What is needed >>
Work out the number of lines containing "自动化提取命令模板的文字". Answer with nothing but that number.
---+---
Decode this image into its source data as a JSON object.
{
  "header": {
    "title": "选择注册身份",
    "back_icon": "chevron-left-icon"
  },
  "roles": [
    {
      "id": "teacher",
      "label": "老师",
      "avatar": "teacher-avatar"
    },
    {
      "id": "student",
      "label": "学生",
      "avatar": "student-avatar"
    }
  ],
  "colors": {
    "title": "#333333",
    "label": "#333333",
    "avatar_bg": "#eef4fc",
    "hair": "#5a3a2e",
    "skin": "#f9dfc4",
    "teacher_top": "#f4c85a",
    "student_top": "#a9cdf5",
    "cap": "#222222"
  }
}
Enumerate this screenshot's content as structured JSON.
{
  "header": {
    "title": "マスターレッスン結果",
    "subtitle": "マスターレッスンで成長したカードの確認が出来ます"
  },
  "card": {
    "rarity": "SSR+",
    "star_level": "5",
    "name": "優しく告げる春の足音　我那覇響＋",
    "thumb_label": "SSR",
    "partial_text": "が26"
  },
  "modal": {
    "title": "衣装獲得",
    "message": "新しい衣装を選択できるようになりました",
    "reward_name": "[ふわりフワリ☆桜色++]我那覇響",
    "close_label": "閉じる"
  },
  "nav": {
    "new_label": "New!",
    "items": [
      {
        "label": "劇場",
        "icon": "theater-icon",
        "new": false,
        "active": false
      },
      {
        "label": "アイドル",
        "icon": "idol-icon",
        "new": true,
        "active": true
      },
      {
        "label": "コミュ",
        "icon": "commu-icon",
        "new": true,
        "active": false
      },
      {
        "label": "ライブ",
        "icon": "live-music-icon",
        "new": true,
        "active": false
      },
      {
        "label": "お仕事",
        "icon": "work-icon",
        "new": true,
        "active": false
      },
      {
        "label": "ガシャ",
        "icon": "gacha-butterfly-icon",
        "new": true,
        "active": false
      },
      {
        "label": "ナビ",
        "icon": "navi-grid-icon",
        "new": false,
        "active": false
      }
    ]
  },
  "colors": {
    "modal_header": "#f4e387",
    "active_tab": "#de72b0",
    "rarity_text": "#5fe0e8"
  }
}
---+---
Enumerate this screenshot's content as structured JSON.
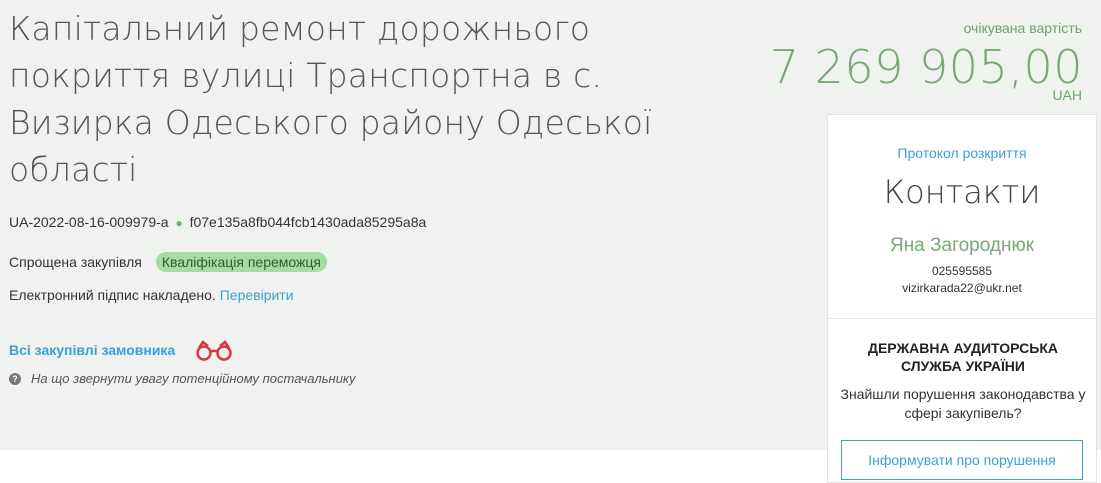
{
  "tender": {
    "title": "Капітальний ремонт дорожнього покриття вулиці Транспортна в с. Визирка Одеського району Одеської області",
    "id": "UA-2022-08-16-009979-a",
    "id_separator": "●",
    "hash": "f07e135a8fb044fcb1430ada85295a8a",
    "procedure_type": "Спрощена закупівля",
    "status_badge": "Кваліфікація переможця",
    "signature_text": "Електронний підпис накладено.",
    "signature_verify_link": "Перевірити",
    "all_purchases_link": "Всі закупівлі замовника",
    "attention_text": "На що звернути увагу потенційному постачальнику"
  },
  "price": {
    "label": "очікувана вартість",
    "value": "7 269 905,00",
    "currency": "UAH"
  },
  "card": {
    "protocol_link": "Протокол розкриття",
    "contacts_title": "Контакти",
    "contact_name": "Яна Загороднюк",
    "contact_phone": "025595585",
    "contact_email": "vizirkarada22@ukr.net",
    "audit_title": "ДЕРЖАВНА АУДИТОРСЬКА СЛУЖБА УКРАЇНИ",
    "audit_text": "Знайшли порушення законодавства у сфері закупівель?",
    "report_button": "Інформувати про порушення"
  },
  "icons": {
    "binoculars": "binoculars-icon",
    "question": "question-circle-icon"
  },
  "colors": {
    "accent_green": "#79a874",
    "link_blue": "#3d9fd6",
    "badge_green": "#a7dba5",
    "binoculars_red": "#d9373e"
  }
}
---+---
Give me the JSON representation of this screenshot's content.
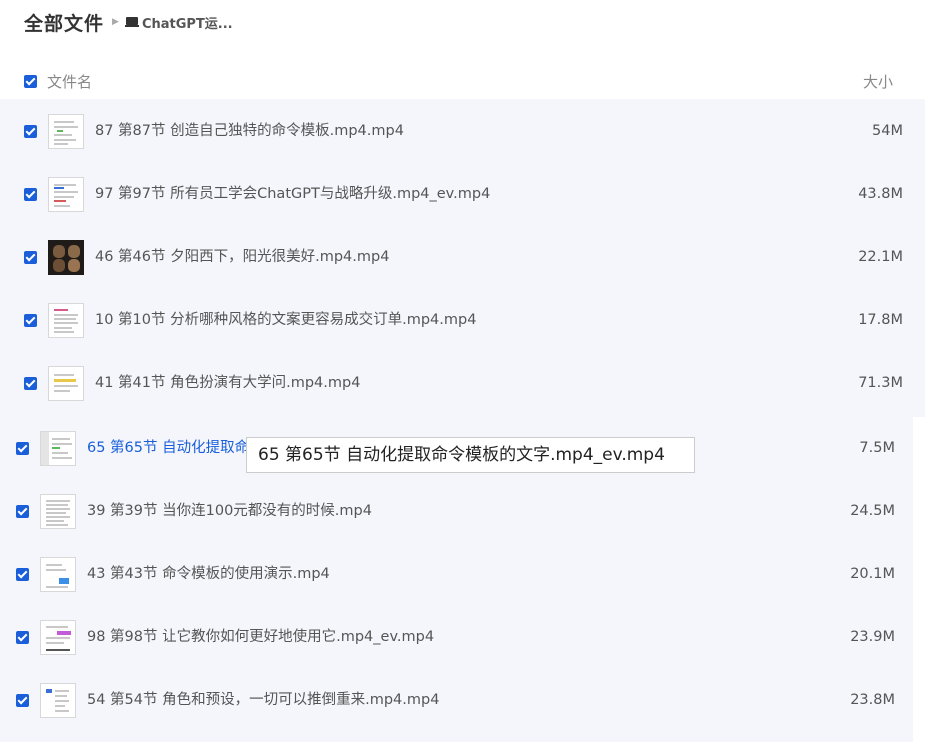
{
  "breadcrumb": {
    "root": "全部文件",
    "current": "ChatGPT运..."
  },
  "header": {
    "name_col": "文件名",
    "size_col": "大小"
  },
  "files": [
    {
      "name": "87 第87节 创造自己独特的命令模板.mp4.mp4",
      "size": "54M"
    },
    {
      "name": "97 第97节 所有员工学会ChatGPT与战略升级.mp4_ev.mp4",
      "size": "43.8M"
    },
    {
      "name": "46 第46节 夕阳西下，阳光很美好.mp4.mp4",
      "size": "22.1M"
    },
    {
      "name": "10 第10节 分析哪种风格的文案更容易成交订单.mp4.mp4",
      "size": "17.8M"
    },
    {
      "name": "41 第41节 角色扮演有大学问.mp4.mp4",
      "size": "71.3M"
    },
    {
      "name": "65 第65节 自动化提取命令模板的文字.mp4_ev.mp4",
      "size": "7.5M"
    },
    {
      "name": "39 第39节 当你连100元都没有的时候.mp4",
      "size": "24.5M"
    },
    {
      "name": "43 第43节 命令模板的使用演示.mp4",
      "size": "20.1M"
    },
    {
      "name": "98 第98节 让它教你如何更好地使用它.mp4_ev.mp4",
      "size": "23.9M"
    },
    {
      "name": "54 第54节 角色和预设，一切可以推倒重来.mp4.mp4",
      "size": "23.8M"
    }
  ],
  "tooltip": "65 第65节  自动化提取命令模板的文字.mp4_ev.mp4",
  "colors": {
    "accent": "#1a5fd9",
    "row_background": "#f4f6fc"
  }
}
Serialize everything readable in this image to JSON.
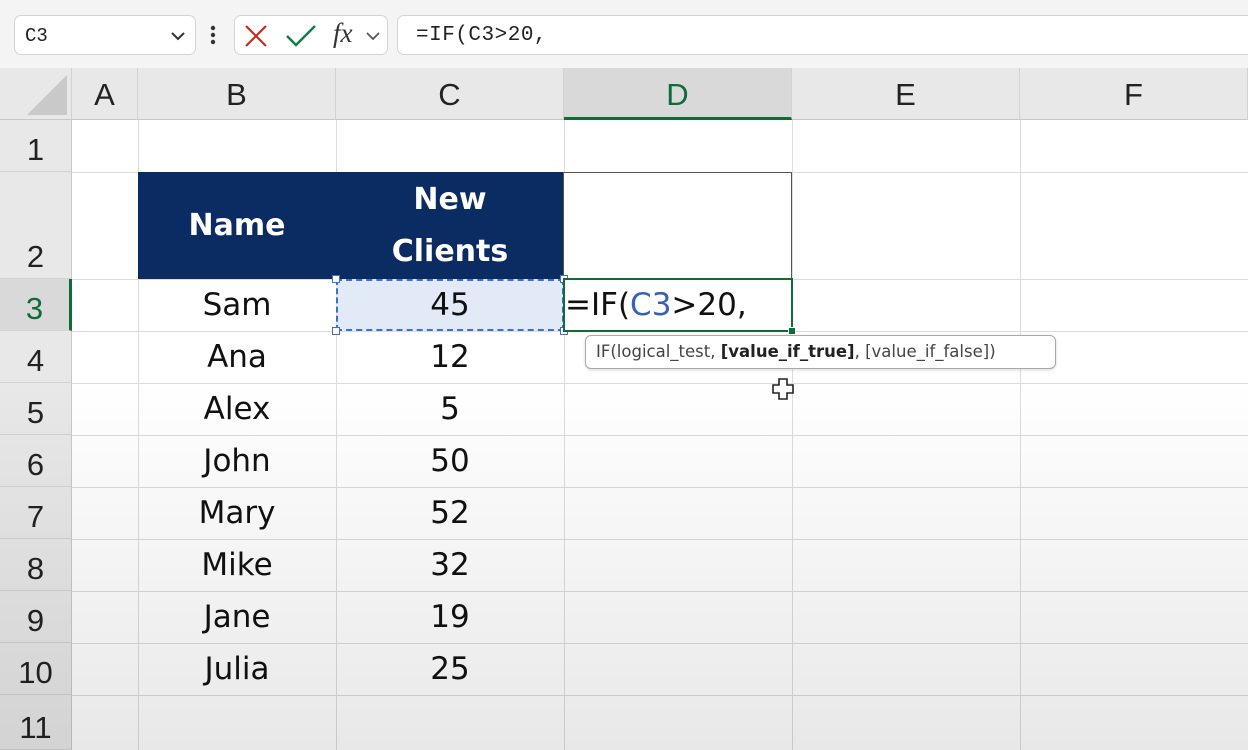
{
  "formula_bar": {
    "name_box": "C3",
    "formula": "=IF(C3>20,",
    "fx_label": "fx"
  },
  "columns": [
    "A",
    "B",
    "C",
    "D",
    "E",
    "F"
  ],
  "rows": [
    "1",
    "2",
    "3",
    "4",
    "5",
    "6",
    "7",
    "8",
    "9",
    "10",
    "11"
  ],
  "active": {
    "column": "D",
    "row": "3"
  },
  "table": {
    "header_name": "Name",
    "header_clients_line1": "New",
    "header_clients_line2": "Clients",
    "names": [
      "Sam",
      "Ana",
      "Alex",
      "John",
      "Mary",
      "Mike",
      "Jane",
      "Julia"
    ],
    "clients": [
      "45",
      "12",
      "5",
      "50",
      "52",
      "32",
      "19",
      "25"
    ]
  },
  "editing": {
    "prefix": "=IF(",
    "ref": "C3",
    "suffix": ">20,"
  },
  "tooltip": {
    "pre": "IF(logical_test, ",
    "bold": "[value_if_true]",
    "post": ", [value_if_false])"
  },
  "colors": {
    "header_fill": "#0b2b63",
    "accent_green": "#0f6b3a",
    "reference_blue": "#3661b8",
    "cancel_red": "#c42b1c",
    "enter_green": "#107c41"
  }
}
---+---
Exercise output >>
2